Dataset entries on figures
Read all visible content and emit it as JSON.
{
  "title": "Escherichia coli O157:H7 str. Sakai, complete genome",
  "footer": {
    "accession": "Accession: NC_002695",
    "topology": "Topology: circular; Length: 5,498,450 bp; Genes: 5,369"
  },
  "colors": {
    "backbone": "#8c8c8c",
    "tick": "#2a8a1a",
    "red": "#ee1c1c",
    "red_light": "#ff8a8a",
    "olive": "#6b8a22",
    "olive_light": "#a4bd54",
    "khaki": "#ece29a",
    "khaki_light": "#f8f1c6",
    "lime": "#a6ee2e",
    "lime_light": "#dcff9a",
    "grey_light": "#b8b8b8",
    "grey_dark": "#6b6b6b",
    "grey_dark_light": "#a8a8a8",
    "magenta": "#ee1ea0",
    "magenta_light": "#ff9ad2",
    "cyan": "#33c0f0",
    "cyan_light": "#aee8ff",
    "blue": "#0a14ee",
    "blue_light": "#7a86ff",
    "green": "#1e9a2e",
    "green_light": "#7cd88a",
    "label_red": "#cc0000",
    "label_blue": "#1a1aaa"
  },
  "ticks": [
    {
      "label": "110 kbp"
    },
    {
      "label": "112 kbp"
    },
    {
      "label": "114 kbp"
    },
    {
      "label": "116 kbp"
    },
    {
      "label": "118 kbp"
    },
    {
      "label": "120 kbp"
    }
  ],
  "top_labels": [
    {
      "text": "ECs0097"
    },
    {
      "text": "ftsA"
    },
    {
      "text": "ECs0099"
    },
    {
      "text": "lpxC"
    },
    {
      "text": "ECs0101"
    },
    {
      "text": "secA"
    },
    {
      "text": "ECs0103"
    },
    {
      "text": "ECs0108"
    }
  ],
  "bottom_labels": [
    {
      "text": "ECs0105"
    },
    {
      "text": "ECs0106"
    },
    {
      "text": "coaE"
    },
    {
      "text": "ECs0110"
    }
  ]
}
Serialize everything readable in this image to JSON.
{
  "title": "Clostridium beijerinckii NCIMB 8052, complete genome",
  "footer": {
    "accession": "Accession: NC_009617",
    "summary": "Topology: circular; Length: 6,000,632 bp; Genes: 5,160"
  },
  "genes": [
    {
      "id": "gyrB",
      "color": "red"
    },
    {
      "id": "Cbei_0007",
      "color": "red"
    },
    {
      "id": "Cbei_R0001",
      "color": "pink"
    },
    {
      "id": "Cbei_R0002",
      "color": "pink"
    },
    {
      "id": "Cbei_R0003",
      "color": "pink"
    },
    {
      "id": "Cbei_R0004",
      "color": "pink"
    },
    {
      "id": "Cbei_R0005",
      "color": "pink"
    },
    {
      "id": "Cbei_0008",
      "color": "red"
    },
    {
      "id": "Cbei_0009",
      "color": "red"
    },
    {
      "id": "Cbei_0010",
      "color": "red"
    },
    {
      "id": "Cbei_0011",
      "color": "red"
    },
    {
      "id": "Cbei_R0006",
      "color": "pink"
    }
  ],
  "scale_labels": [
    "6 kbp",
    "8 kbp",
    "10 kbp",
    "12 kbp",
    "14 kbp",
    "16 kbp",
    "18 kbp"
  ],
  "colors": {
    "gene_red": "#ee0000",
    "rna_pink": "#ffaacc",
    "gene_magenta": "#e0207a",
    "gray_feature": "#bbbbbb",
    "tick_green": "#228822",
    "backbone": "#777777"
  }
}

[Your task]: Look through the data and show every line containing "text".

[Written answer]:
      "text": "ECs0097"
      "text": "ftsA"
      "text": "ECs0099"
      "text": "lpxC"
      "text": "ECs0101"
      "text": "secA"
      "text": "ECs0103"
      "text": "ECs0108"
      "text": "ECs0105"
      "text": "ECs0106"
      "text": "coaE"
      "text": "ECs0110"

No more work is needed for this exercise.